# [Exercise requirements]
Give only one thing: the number of lines that include the word "contours".

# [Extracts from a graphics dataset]
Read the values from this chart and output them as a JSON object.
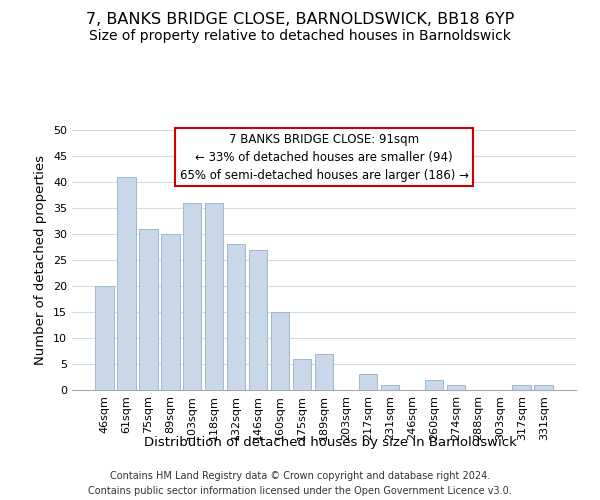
{
  "title": "7, BANKS BRIDGE CLOSE, BARNOLDSWICK, BB18 6YP",
  "subtitle": "Size of property relative to detached houses in Barnoldswick",
  "xlabel": "Distribution of detached houses by size in Barnoldswick",
  "ylabel": "Number of detached properties",
  "categories": [
    "46sqm",
    "61sqm",
    "75sqm",
    "89sqm",
    "103sqm",
    "118sqm",
    "132sqm",
    "146sqm",
    "160sqm",
    "175sqm",
    "189sqm",
    "203sqm",
    "217sqm",
    "231sqm",
    "246sqm",
    "260sqm",
    "274sqm",
    "288sqm",
    "303sqm",
    "317sqm",
    "331sqm"
  ],
  "values": [
    20,
    41,
    31,
    30,
    36,
    36,
    28,
    27,
    15,
    6,
    7,
    0,
    3,
    1,
    0,
    2,
    1,
    0,
    0,
    1,
    1
  ],
  "bar_color": "#c8d8e8",
  "bar_edge_color": "#a0b8cc",
  "ylim": [
    0,
    50
  ],
  "yticks": [
    0,
    5,
    10,
    15,
    20,
    25,
    30,
    35,
    40,
    45,
    50
  ],
  "annotation_box_text": [
    "7 BANKS BRIDGE CLOSE: 91sqm",
    "← 33% of detached houses are smaller (94)",
    "65% of semi-detached houses are larger (186) →"
  ],
  "annotation_box_color": "#ffffff",
  "annotation_box_edge_color": "#cc0000",
  "footer_line1": "Contains HM Land Registry data © Crown copyright and database right 2024.",
  "footer_line2": "Contains public sector information licensed under the Open Government Licence v3.0.",
  "background_color": "#ffffff",
  "grid_color": "#d0dce8",
  "title_fontsize": 11.5,
  "subtitle_fontsize": 10,
  "axis_label_fontsize": 9.5,
  "tick_fontsize": 8,
  "annotation_fontsize": 8.5,
  "footer_fontsize": 7
}
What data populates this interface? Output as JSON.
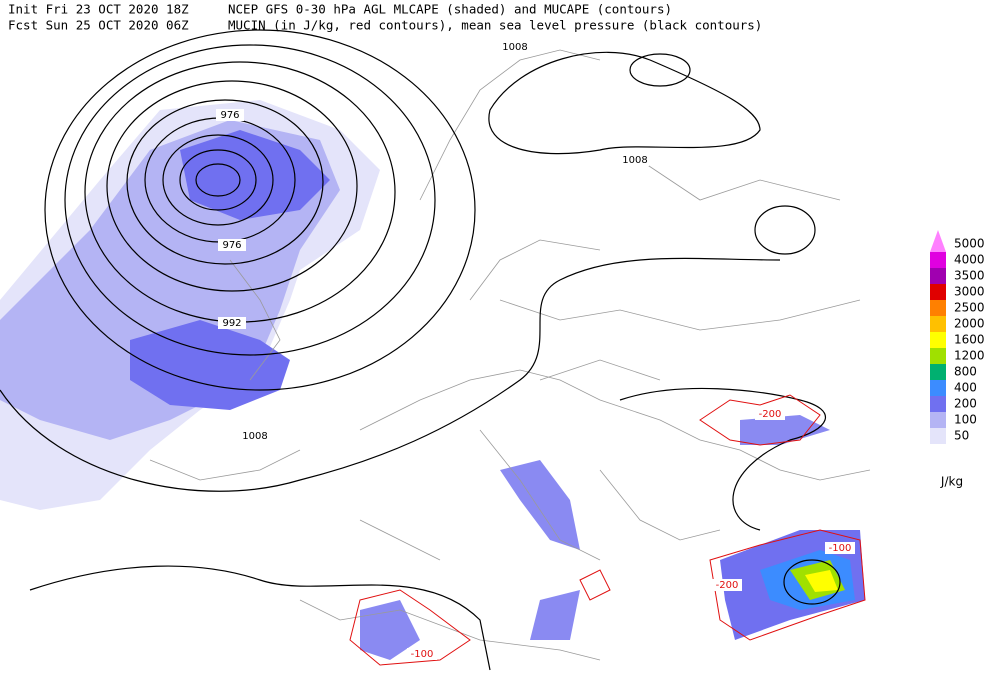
{
  "header": {
    "init": "Init  Fri 23 OCT 2020 18Z",
    "fcst": "Fcst Sun 25 OCT 2020 06Z",
    "title": "NCEP GFS 0-30 hPa AGL MLCAPE (shaded) and MUCAPE (contours)",
    "subtitle": "MUCIN (in J/kg, red contours), mean sea level pressure (black contours)"
  },
  "map": {
    "pressure_labels": [
      1008,
      976,
      976,
      992,
      1008,
      1008
    ],
    "cin_labels": [
      -200,
      -100,
      -200,
      -100
    ]
  },
  "legend": {
    "levels": [
      5000,
      4000,
      3500,
      3000,
      2500,
      2000,
      1600,
      1200,
      800,
      400,
      200,
      100,
      50
    ],
    "colors": [
      "#ff80ff",
      "#e000e0",
      "#a000b0",
      "#e00000",
      "#ff8000",
      "#ffc000",
      "#ffff00",
      "#a0e000",
      "#00b070",
      "#3c8cff",
      "#7070f0",
      "#b4b4f4",
      "#e4e4fa"
    ],
    "unit": "J/kg"
  }
}
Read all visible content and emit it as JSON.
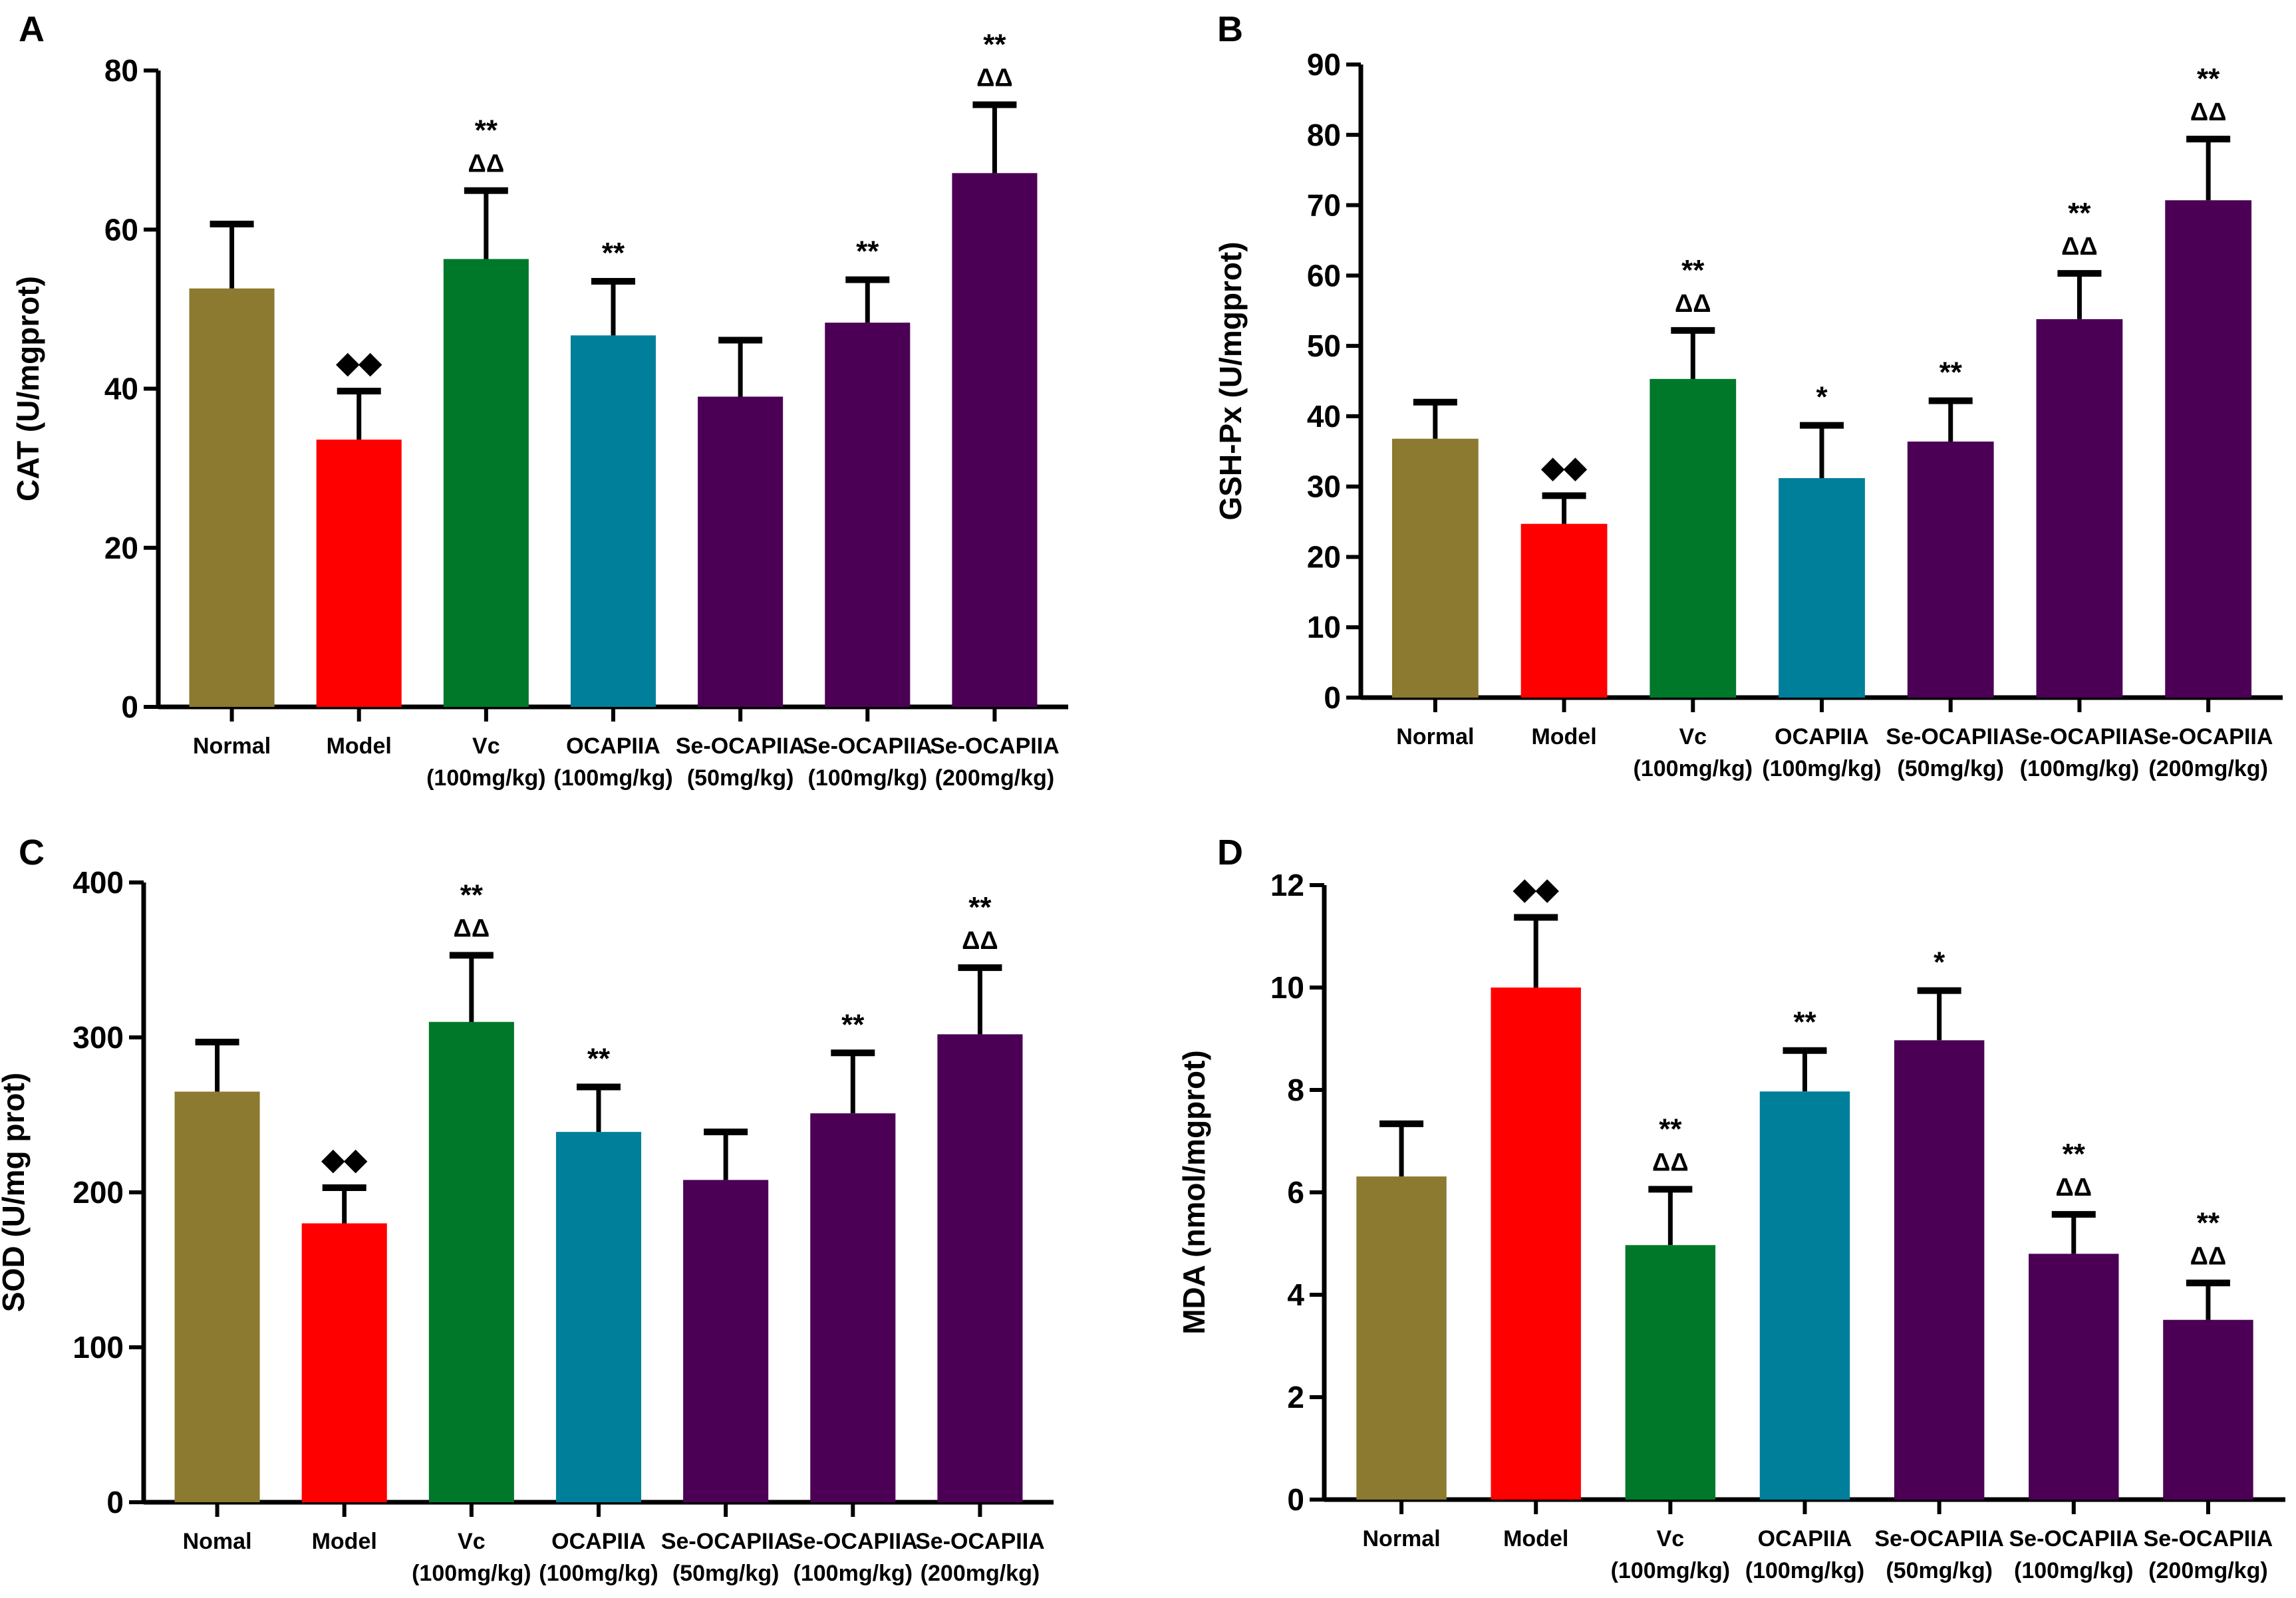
{
  "colors": {
    "olive": "#8B7A2F",
    "red": "#FF0000",
    "green": "#00782A",
    "teal": "#007F9A",
    "purple": "#4B0055"
  },
  "bar_colors": [
    "olive",
    "red",
    "green",
    "teal",
    "purple",
    "purple",
    "purple"
  ],
  "chart_data": [
    {
      "panel": "A",
      "type": "bar",
      "ylabel": "CAT (U/mgprot)",
      "ylim": [
        0,
        80
      ],
      "yticks": [
        0,
        20,
        40,
        60,
        80
      ],
      "categories": [
        [
          "Normal"
        ],
        [
          "Model"
        ],
        [
          "Vc",
          "(100mg/kg)"
        ],
        [
          "OCAPIIA",
          "(100mg/kg)"
        ],
        [
          "Se-OCAPIIA",
          "(50mg/kg)"
        ],
        [
          "Se-OCAPIIA",
          "(100mg/kg)"
        ],
        [
          "Se-OCAPIIA",
          "(200mg/kg)"
        ]
      ],
      "values": [
        52.6,
        33.6,
        56.3,
        46.7,
        39.0,
        48.3,
        67.1
      ],
      "errors": [
        8.1,
        6.1,
        8.6,
        6.8,
        7.1,
        5.4,
        8.6
      ],
      "annotations": [
        [],
        [
          "◆◆"
        ],
        [
          "**",
          "ΔΔ"
        ],
        [
          "**"
        ],
        [],
        [
          "**"
        ],
        [
          "**",
          "ΔΔ"
        ]
      ]
    },
    {
      "panel": "B",
      "type": "bar",
      "ylabel": "GSH-Px (U/mgprot)",
      "ylim": [
        0,
        90
      ],
      "yticks": [
        0,
        10,
        20,
        30,
        40,
        50,
        60,
        70,
        80,
        90
      ],
      "categories": [
        [
          "Normal"
        ],
        [
          "Model"
        ],
        [
          "Vc",
          "(100mg/kg)"
        ],
        [
          "OCAPIIA",
          "(100mg/kg)"
        ],
        [
          "Se-OCAPIIA",
          "(50mg/kg)"
        ],
        [
          "Se-OCAPIIA",
          "(100mg/kg)"
        ],
        [
          "Se-OCAPIIA",
          "(200mg/kg)"
        ]
      ],
      "values": [
        36.8,
        24.7,
        45.3,
        31.2,
        36.4,
        53.8,
        70.7
      ],
      "errors": [
        5.2,
        4.0,
        6.9,
        7.5,
        5.8,
        6.5,
        8.7
      ],
      "annotations": [
        [],
        [
          "◆◆"
        ],
        [
          "**",
          "ΔΔ"
        ],
        [
          "*"
        ],
        [
          "**"
        ],
        [
          "**",
          "ΔΔ"
        ],
        [
          "**",
          "ΔΔ"
        ]
      ]
    },
    {
      "panel": "C",
      "type": "bar",
      "ylabel": "SOD (U/mg prot)",
      "ylim": [
        0,
        400
      ],
      "yticks": [
        0,
        100,
        200,
        300,
        400
      ],
      "categories": [
        [
          "Nomal"
        ],
        [
          "Model"
        ],
        [
          "Vc",
          "(100mg/kg)"
        ],
        [
          "OCAPIIA",
          "(100mg/kg)"
        ],
        [
          "Se-OCAPIIA",
          "(50mg/kg)"
        ],
        [
          "Se-OCAPIIA",
          "(100mg/kg)"
        ],
        [
          "Se-OCAPIIA",
          "(200mg/kg)"
        ]
      ],
      "values": [
        265,
        180,
        310,
        239,
        208,
        251,
        302
      ],
      "errors": [
        32,
        23,
        43,
        29,
        31,
        39,
        43
      ],
      "annotations": [
        [],
        [
          "◆◆"
        ],
        [
          "**",
          "ΔΔ"
        ],
        [
          "**"
        ],
        [],
        [
          "**"
        ],
        [
          "**",
          "ΔΔ"
        ]
      ]
    },
    {
      "panel": "D",
      "type": "bar",
      "ylabel": "MDA (nmol/mgprot)",
      "ylim": [
        0,
        12
      ],
      "yticks": [
        0,
        2,
        4,
        6,
        8,
        10,
        12
      ],
      "categories": [
        [
          "Normal"
        ],
        [
          "Model"
        ],
        [
          "Vc",
          "(100mg/kg)"
        ],
        [
          "OCAPIIA",
          "(100mg/kg)"
        ],
        [
          "Se-OCAPIIA",
          "(50mg/kg)"
        ],
        [
          "Se-OCAPIIA",
          "(100mg/kg)"
        ],
        [
          "Se-OCAPIIA",
          "(200mg/kg)"
        ]
      ],
      "values": [
        6.31,
        10.0,
        4.97,
        7.97,
        8.97,
        4.8,
        3.51
      ],
      "errors": [
        1.03,
        1.37,
        1.09,
        0.8,
        0.97,
        0.77,
        0.72
      ],
      "annotations": [
        [],
        [
          "◆◆"
        ],
        [
          "**",
          "ΔΔ"
        ],
        [
          "**"
        ],
        [
          "*"
        ],
        [
          "**",
          "ΔΔ"
        ],
        [
          "**",
          "ΔΔ"
        ]
      ]
    }
  ]
}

# [Exercise response]
2